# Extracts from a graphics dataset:
>>>>>
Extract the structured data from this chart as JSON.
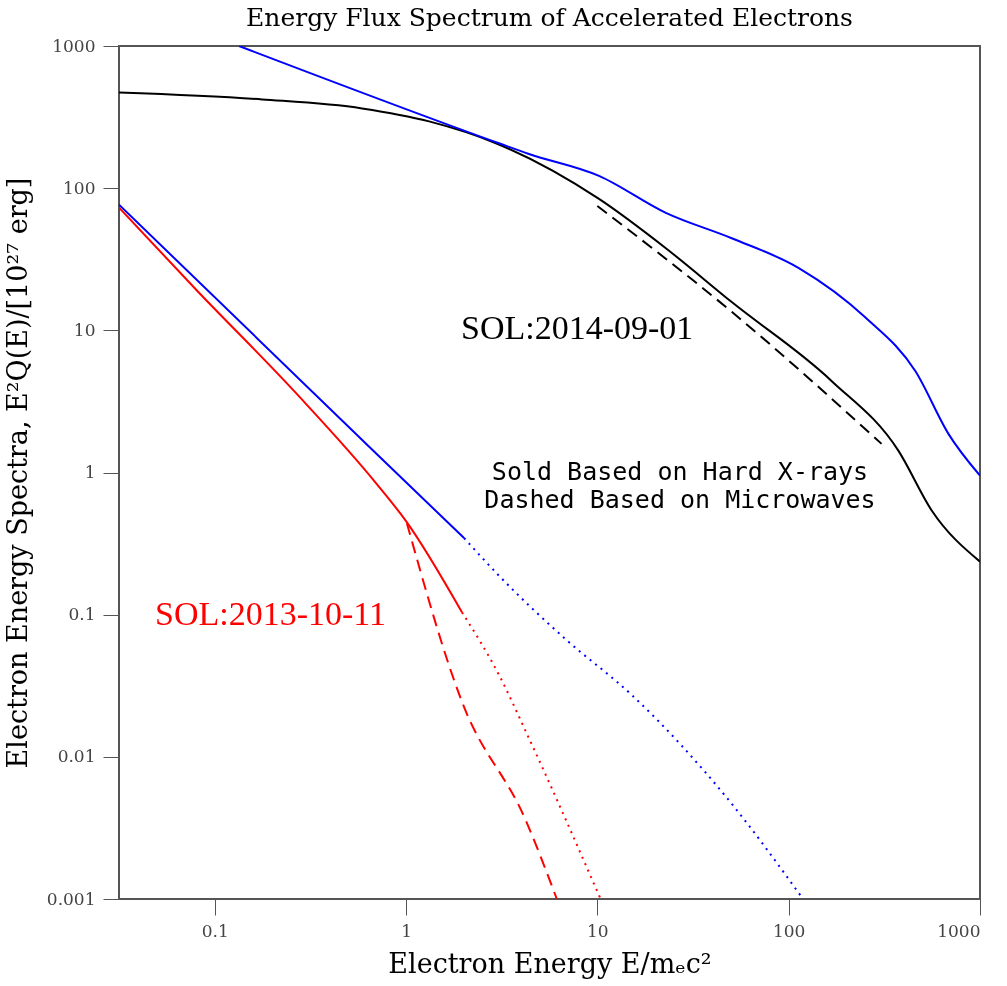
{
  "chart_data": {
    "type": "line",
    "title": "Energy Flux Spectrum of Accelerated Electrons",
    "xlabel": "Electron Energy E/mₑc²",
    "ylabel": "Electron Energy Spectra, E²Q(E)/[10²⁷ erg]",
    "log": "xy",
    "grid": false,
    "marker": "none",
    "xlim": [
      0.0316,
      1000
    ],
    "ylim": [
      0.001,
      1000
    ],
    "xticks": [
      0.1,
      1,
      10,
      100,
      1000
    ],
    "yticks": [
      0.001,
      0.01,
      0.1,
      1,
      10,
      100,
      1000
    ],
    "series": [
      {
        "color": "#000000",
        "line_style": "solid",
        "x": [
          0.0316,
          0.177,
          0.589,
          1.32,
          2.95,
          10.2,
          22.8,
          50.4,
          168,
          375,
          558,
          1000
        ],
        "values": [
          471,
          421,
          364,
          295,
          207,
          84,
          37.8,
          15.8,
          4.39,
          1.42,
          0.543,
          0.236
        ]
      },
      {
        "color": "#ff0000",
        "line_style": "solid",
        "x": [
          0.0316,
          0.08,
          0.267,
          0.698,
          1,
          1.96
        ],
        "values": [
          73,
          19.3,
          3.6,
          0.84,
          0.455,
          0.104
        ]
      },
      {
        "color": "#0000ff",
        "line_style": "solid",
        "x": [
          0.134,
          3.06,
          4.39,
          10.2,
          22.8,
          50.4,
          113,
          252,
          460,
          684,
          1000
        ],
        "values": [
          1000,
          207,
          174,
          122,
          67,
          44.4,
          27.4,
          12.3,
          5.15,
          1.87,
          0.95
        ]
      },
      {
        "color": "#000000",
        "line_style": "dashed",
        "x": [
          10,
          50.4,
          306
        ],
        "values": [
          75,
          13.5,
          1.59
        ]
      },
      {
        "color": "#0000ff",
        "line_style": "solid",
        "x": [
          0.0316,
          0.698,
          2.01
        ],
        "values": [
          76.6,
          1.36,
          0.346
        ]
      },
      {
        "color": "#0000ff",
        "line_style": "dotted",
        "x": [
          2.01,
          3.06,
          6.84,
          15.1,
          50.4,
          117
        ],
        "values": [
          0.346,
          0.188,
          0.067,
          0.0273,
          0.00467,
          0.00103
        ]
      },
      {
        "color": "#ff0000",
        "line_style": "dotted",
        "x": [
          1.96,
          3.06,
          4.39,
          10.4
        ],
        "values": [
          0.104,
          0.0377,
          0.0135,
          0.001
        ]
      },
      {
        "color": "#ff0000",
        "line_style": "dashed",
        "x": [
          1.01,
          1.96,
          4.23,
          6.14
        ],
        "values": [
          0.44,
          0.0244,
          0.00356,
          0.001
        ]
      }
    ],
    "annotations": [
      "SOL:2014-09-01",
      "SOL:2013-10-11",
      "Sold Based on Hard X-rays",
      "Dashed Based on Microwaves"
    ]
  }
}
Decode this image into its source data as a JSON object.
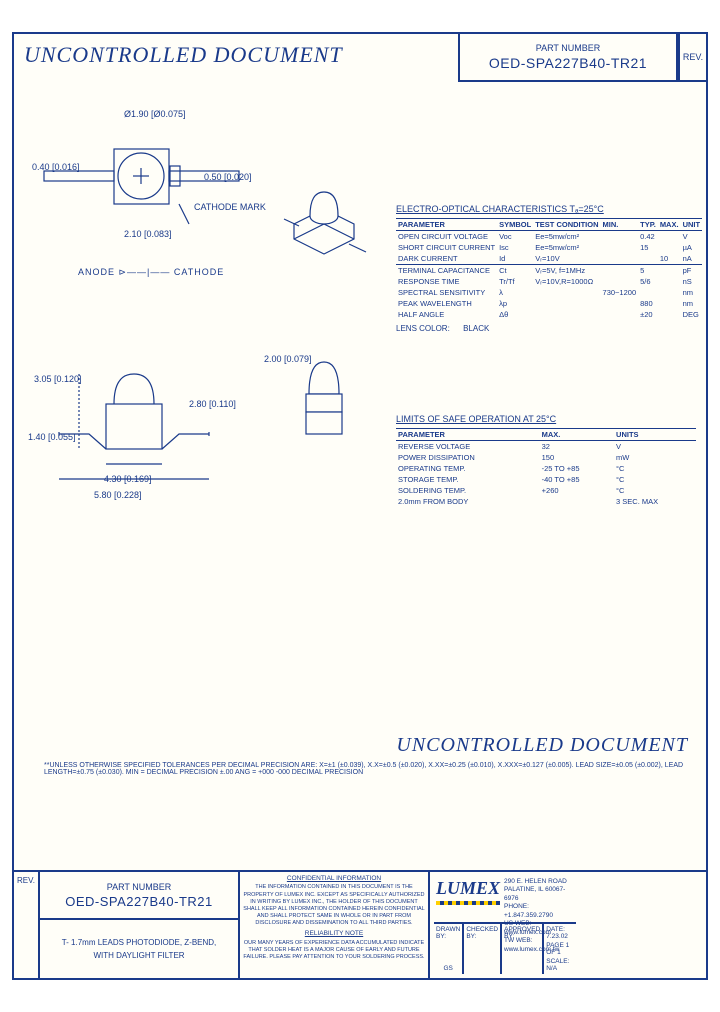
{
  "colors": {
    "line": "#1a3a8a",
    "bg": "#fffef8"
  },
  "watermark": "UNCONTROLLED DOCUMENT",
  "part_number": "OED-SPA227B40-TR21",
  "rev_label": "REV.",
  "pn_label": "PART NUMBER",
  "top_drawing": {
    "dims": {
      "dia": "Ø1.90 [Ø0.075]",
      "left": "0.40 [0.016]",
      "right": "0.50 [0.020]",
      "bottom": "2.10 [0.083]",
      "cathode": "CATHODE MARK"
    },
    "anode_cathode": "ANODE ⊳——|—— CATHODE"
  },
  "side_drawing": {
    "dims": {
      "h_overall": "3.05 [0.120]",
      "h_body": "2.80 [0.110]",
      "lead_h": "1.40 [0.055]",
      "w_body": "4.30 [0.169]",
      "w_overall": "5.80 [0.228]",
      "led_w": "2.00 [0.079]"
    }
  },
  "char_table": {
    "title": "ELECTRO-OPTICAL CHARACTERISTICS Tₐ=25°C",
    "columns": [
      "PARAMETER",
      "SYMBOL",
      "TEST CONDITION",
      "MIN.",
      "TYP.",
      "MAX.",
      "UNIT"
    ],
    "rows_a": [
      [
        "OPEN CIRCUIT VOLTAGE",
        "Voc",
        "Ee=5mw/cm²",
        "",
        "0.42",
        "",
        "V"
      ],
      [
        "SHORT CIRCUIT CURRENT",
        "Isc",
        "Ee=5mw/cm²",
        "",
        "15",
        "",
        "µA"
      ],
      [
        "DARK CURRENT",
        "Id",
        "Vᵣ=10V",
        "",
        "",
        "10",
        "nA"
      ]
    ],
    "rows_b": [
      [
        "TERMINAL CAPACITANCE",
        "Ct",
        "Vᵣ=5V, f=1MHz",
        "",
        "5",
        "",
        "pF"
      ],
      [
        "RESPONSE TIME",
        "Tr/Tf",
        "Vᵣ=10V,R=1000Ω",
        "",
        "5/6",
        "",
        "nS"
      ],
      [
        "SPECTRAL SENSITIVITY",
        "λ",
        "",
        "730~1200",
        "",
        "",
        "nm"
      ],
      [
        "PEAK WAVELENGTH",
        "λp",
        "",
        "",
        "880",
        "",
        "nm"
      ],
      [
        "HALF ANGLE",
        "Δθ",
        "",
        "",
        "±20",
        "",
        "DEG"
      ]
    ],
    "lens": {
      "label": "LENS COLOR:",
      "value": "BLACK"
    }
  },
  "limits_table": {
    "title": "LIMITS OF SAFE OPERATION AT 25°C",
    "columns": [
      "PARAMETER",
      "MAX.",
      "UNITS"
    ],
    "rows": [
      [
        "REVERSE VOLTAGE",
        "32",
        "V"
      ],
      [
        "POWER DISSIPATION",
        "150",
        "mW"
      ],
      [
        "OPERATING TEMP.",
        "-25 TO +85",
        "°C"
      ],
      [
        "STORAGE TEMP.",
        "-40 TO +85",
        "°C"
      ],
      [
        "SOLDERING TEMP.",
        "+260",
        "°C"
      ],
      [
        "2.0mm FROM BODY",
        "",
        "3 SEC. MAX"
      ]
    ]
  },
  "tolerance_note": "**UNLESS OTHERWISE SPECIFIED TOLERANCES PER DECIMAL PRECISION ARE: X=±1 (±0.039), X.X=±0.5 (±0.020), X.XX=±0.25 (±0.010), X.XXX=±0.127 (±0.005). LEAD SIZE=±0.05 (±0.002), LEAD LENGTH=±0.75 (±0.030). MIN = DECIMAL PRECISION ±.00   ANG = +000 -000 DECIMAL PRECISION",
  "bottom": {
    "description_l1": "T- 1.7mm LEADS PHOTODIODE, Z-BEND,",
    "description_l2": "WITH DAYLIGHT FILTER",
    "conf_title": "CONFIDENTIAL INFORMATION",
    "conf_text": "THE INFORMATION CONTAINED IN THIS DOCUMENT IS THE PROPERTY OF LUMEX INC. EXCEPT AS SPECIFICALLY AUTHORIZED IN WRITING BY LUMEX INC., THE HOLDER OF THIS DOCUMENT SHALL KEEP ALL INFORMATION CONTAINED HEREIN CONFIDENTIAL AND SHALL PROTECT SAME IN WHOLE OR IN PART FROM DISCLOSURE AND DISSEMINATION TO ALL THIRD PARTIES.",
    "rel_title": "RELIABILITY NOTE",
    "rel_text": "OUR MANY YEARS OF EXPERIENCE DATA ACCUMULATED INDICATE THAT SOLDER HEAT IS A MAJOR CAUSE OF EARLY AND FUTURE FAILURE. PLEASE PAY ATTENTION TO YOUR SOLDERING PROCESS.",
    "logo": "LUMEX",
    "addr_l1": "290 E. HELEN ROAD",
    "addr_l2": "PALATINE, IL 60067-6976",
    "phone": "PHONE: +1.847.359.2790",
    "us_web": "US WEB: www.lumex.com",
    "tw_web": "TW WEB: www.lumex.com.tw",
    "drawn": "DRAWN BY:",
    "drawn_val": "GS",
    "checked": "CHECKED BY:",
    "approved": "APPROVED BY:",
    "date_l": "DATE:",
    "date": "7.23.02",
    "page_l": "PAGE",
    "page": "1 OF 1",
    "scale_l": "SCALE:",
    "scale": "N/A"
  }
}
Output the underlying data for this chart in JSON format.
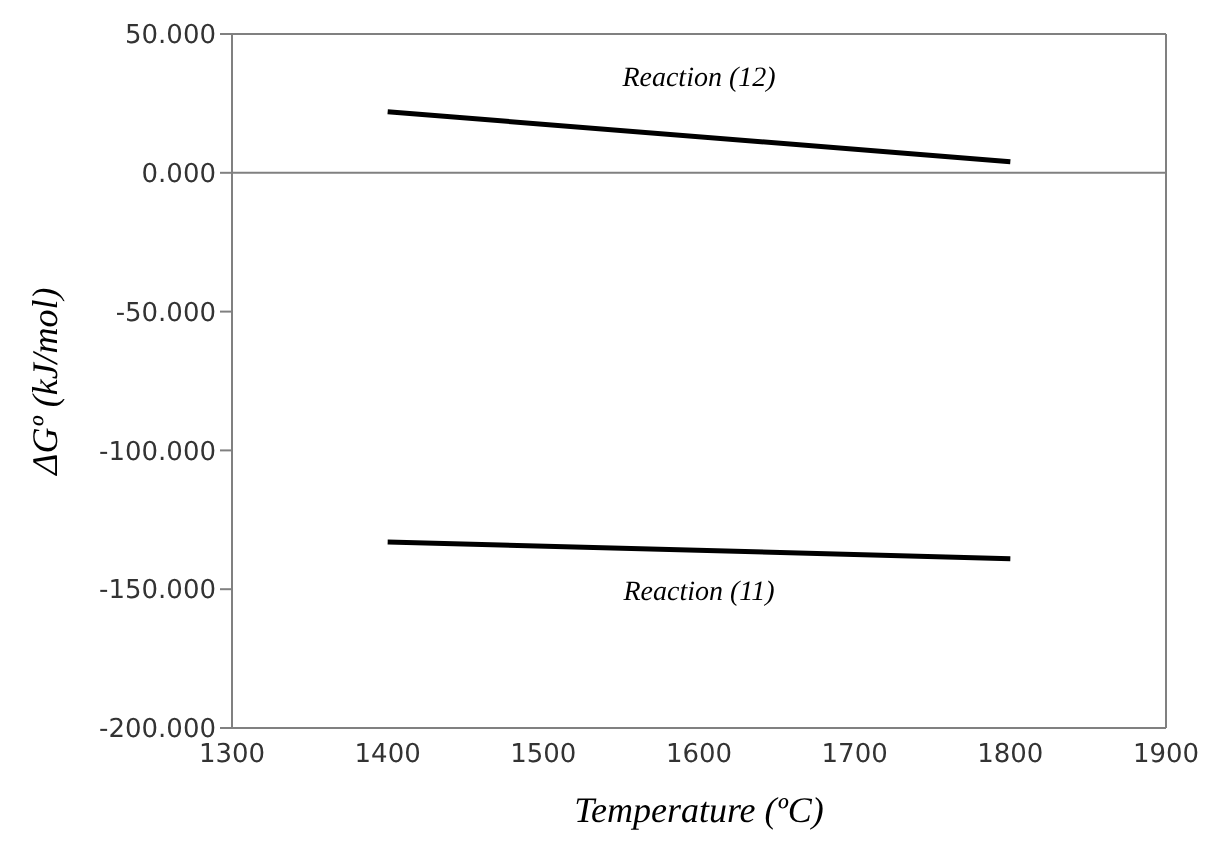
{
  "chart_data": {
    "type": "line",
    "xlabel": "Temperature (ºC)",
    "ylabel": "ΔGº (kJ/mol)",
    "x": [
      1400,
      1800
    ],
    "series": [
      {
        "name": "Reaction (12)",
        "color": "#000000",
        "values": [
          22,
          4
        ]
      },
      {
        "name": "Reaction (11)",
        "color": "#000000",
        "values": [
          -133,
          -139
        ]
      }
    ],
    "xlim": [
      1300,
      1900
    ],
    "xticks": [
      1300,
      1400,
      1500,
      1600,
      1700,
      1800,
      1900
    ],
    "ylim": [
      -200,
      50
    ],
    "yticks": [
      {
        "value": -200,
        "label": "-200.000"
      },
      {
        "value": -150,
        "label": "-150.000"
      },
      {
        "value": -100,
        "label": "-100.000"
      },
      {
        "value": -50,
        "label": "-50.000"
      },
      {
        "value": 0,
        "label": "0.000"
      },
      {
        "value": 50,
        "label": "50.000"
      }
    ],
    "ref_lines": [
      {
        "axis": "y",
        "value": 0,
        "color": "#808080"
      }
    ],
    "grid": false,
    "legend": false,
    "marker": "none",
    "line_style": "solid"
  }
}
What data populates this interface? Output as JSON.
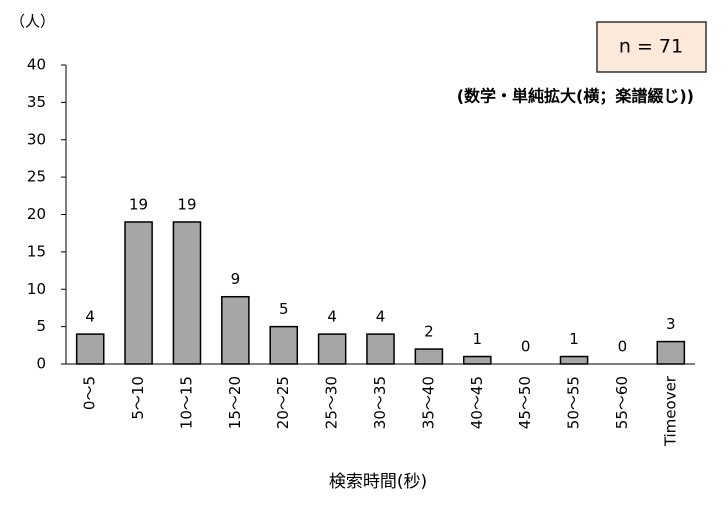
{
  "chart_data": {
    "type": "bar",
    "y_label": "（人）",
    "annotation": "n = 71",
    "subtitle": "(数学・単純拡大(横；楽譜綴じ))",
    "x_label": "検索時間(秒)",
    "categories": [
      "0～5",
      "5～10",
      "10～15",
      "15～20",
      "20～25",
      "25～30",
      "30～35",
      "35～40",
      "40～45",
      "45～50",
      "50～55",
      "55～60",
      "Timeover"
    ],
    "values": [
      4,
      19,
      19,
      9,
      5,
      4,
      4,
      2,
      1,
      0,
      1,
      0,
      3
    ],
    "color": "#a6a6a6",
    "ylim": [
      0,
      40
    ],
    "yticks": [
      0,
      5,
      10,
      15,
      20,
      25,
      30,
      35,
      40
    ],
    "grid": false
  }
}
<<<<<
# TASK TO CARRY OUT:
Leaving out every picture, copy exactly the lines from the one that contains "What data populates" through the end of the entries above.

# WRITTEN RESPONSE:
What data populates this interface? Output as JSON.
{
  "chart_data": {
    "type": "bar",
    "y_label": "（人）",
    "annotation": "n = 71",
    "subtitle": "(数学・単純拡大(横；楽譜綴じ))",
    "x_label": "検索時間(秒)",
    "categories": [
      "0～5",
      "5～10",
      "10～15",
      "15～20",
      "20～25",
      "25～30",
      "30～35",
      "35～40",
      "40～45",
      "45～50",
      "50～55",
      "55～60",
      "Timeover"
    ],
    "values": [
      4,
      19,
      19,
      9,
      5,
      4,
      4,
      2,
      1,
      0,
      1,
      0,
      3
    ],
    "color": "#a6a6a6",
    "ylim": [
      0,
      40
    ],
    "yticks": [
      0,
      5,
      10,
      15,
      20,
      25,
      30,
      35,
      40
    ],
    "grid": false
  }
}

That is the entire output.